**Records from a collection:**
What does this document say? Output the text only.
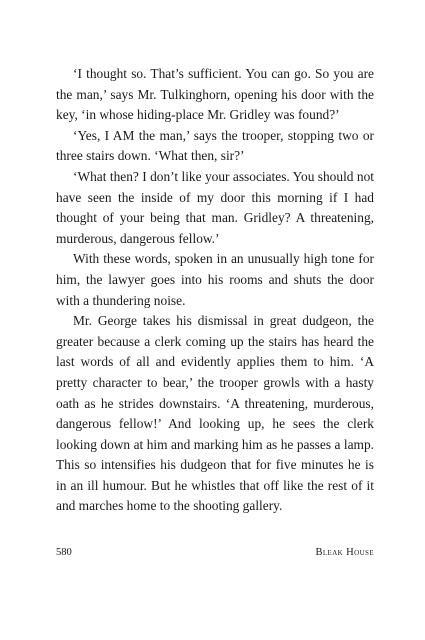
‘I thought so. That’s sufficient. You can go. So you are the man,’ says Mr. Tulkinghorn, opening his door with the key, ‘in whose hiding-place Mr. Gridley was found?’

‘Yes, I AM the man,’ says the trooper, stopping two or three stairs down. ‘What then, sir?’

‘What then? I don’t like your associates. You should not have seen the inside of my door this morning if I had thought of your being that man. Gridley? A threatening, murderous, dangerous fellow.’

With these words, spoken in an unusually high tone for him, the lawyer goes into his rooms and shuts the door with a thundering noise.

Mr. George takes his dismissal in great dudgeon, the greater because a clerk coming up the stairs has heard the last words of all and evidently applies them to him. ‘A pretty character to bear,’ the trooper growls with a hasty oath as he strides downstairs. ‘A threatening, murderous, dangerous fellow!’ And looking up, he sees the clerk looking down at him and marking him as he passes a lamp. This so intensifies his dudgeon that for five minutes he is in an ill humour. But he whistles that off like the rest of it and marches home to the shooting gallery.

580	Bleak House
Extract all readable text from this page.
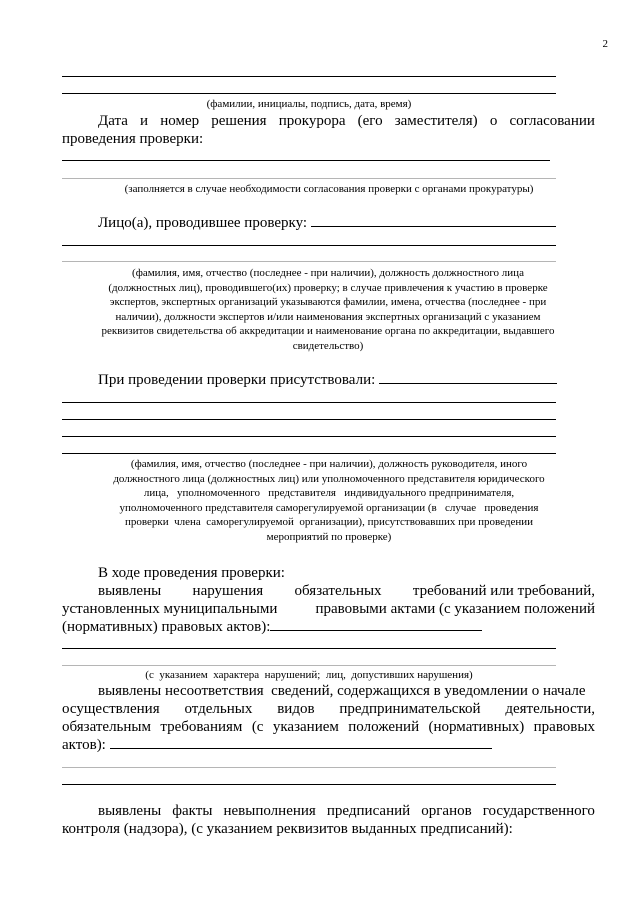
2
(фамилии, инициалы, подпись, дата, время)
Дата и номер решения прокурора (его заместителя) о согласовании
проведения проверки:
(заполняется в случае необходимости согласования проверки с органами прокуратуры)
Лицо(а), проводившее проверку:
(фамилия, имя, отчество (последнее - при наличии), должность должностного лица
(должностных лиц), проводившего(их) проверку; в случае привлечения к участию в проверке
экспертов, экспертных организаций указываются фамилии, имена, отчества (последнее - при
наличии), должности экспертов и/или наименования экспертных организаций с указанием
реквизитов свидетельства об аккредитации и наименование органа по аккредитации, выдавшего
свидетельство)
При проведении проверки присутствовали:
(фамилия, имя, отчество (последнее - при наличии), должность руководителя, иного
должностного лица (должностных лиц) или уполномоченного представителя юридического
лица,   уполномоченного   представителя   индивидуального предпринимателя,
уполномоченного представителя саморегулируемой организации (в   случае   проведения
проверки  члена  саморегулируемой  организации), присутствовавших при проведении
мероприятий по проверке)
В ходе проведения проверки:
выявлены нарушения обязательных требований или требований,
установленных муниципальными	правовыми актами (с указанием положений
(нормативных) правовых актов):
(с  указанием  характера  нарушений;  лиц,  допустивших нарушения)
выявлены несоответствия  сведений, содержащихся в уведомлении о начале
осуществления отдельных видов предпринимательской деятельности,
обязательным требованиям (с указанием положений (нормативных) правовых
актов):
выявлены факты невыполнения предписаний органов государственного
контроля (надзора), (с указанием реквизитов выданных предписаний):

**Stated problem:** What is needed is an exact reproduction of the data, pictures excluded.

**Correct response:**
What does this document say? Output the text only.
‘I thought so. That’s sufficient. You can go. So you are the man,’ says Mr. Tulkinghorn, opening his door with the key, ‘in whose hiding-place Mr. Gridley was found?’

‘Yes, I AM the man,’ says the trooper, stopping two or three stairs down. ‘What then, sir?’

‘What then? I don’t like your associates. You should not have seen the inside of my door this morning if I had thought of your being that man. Gridley? A threatening, murderous, dangerous fellow.’

With these words, spoken in an unusually high tone for him, the lawyer goes into his rooms and shuts the door with a thundering noise.

Mr. George takes his dismissal in great dudgeon, the greater because a clerk coming up the stairs has heard the last words of all and evidently applies them to him. ‘A pretty character to bear,’ the trooper growls with a hasty oath as he strides downstairs. ‘A threatening, murderous, dangerous fellow!’ And looking up, he sees the clerk looking down at him and marking him as he passes a lamp. This so intensifies his dudgeon that for five minutes he is in an ill humour. But he whistles that off like the rest of it and marches home to the shooting gallery.

580	Bleak House
Extract all readable text from this page.
2
(фамилии, инициалы, подпись, дата, время)
Дата и номер решения прокурора (его заместителя) о согласовании
проведения проверки:
(заполняется в случае необходимости согласования проверки с органами прокуратуры)
Лицо(а), проводившее проверку:
(фамилия, имя, отчество (последнее - при наличии), должность должностного лица
(должностных лиц), проводившего(их) проверку; в случае привлечения к участию в проверке
экспертов, экспертных организаций указываются фамилии, имена, отчества (последнее - при
наличии), должности экспертов и/или наименования экспертных организаций с указанием
реквизитов свидетельства об аккредитации и наименование органа по аккредитации, выдавшего
свидетельство)
При проведении проверки присутствовали:
(фамилия, имя, отчество (последнее - при наличии), должность руководителя, иного
должностного лица (должностных лиц) или уполномоченного представителя юридического
лица,   уполномоченного   представителя   индивидуального предпринимателя,
уполномоченного представителя саморегулируемой организации (в   случае   проведения
проверки  члена  саморегулируемой  организации), присутствовавших при проведении
мероприятий по проверке)
В ходе проведения проверки:
выявлены нарушения обязательных требований или требований,
установленных муниципальными	правовыми актами (с указанием положений
(нормативных) правовых актов):
(с  указанием  характера  нарушений;  лиц,  допустивших нарушения)
выявлены несоответствия  сведений, содержащихся в уведомлении о начале
осуществления отдельных видов предпринимательской деятельности,
обязательным требованиям (с указанием положений (нормативных) правовых
актов):
выявлены факты невыполнения предписаний органов государственного
контроля (надзора), (с указанием реквизитов выданных предписаний):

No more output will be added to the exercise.